> _Exercise directions_:
Write out all the entries word for word, but skip any images.

Items from a dataset:

=-=-=-=-=

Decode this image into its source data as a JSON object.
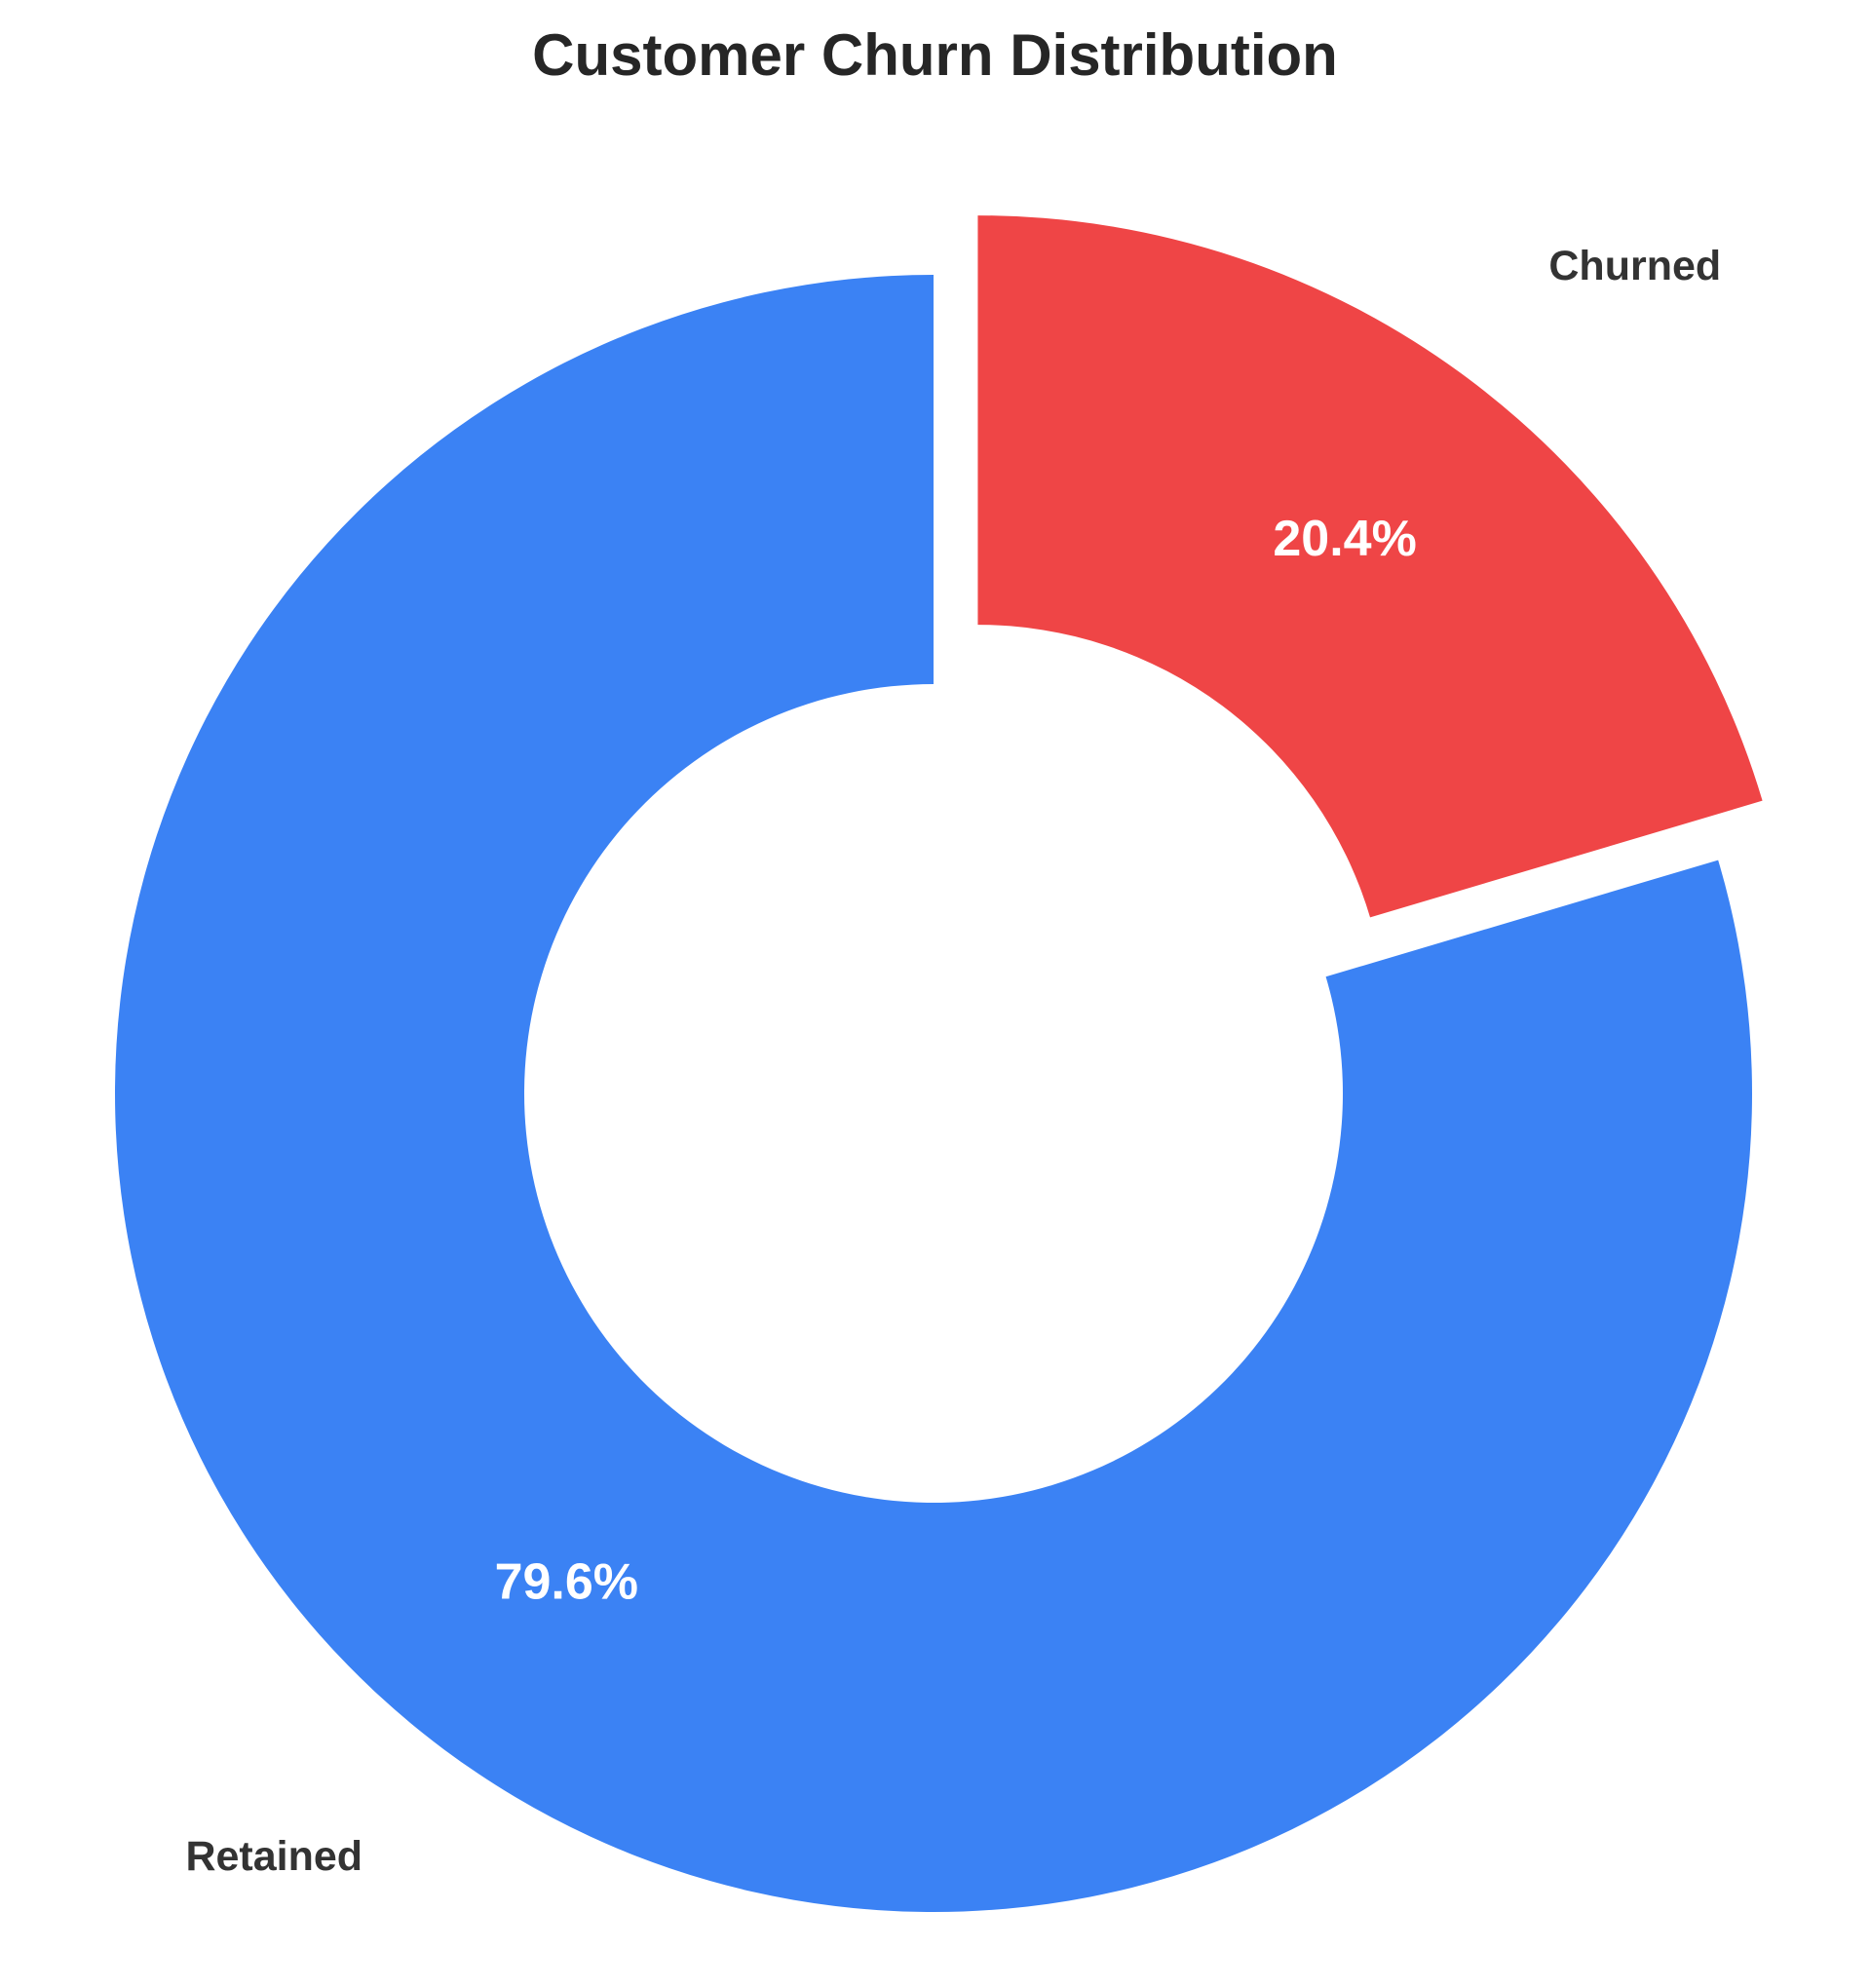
{
  "chart_data": {
    "type": "pie",
    "title": "Customer Churn Distribution",
    "donut": true,
    "start_angle_deg": 90,
    "direction": "counterclockwise",
    "slices": [
      {
        "label": "Retained",
        "value": 79.6,
        "pct_label": "79.6%",
        "color": "#3b82f4",
        "exploded": false
      },
      {
        "label": "Churned",
        "value": 20.4,
        "pct_label": "20.4%",
        "color": "#ef4546",
        "exploded": true
      }
    ],
    "legend": "none"
  }
}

=-=-=-=-=

> _Output of the exercise_:
Decode this image into its source data as a JSON object.
{
  "chart_data": {
    "type": "pie",
    "title": "Customer Churn Distribution",
    "donut": true,
    "start_angle_deg": 90,
    "direction": "counterclockwise",
    "slices": [
      {
        "label": "Retained",
        "value": 79.6,
        "pct_label": "79.6%",
        "color": "#3b82f4",
        "exploded": false
      },
      {
        "label": "Churned",
        "value": 20.4,
        "pct_label": "20.4%",
        "color": "#ef4546",
        "exploded": true
      }
    ],
    "legend": "none"
  }
}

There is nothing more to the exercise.